Work to complete -
From the entries that follow, extract each line holding the string "Creative".
___
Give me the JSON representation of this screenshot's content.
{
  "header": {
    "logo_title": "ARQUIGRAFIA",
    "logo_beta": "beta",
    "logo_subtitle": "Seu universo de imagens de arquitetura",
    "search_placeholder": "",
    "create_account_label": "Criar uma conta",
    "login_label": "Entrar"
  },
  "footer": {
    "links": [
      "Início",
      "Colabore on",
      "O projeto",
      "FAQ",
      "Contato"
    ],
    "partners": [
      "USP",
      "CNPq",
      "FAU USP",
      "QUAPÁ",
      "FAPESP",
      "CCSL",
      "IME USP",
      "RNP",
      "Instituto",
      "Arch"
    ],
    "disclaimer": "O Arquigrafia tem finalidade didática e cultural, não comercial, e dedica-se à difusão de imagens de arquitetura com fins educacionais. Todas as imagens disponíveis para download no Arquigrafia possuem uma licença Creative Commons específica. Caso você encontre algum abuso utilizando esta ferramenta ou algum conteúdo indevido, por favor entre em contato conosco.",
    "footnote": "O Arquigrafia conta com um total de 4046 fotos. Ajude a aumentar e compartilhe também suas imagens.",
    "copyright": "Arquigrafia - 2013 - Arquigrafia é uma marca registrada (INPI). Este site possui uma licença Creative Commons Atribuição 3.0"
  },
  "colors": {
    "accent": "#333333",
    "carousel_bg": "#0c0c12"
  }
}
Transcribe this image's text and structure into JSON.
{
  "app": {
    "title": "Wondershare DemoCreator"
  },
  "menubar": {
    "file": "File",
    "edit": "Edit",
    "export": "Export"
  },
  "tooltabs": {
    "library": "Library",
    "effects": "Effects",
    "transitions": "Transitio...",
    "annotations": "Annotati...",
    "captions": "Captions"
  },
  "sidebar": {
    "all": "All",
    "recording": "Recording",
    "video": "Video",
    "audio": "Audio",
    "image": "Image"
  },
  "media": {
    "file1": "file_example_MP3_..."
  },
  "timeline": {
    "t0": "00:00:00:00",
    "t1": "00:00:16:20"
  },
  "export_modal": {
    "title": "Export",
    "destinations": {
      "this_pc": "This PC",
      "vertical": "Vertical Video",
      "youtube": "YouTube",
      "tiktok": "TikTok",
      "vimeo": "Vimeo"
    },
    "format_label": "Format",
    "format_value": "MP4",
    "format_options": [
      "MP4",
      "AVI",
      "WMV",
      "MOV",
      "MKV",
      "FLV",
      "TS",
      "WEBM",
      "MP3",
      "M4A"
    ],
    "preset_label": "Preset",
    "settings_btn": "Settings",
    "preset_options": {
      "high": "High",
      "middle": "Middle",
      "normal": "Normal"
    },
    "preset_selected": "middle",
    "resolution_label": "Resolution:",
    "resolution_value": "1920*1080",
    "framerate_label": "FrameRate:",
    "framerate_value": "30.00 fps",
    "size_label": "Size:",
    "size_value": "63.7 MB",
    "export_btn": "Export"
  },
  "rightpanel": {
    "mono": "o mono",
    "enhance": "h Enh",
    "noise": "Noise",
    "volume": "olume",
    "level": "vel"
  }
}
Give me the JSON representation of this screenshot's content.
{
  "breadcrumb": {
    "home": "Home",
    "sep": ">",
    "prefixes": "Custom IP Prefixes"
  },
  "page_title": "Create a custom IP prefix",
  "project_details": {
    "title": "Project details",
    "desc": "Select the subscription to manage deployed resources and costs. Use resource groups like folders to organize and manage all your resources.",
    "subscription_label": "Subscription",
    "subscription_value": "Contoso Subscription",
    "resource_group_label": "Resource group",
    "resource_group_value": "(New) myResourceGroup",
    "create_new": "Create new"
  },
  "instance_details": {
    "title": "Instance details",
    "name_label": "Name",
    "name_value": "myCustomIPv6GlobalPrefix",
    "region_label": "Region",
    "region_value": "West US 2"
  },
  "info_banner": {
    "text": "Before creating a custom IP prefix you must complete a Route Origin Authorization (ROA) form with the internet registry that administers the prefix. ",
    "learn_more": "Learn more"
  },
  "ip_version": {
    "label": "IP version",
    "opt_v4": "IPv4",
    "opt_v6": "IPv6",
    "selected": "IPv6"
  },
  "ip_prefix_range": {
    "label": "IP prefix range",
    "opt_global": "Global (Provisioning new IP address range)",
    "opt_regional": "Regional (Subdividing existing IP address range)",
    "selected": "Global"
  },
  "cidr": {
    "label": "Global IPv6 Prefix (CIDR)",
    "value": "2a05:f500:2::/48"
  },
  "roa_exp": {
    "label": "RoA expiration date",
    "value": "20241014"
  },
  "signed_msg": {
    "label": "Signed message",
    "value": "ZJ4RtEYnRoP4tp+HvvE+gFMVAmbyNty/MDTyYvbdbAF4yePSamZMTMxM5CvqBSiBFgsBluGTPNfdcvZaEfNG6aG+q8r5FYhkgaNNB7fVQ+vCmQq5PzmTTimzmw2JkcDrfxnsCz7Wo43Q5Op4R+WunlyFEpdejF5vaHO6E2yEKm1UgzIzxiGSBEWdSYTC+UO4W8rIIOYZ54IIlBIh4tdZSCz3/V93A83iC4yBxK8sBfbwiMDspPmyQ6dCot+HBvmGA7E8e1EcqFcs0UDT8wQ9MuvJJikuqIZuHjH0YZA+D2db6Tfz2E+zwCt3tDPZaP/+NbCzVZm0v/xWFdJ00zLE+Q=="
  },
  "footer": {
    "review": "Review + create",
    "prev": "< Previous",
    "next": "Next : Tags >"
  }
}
___
Response to this task -
    "disclaimer": "O Arquigrafia tem finalidade didática e cultural, não comercial, e dedica-se à difusão de imagens de arquitetura com fins educacionais. Todas as imagens disponíveis para download no Arquigrafia possuem uma licença Creative Commons específica. Caso você encontre algum abuso utilizando esta ferramenta ou algum conteúdo indevido, por favor entre em contato conosco.",
    "copyright": "Arquigrafia - 2013 - Arquigrafia é uma marca registrada (INPI). Este site possui uma licença Creative Commons Atribuição 3.0"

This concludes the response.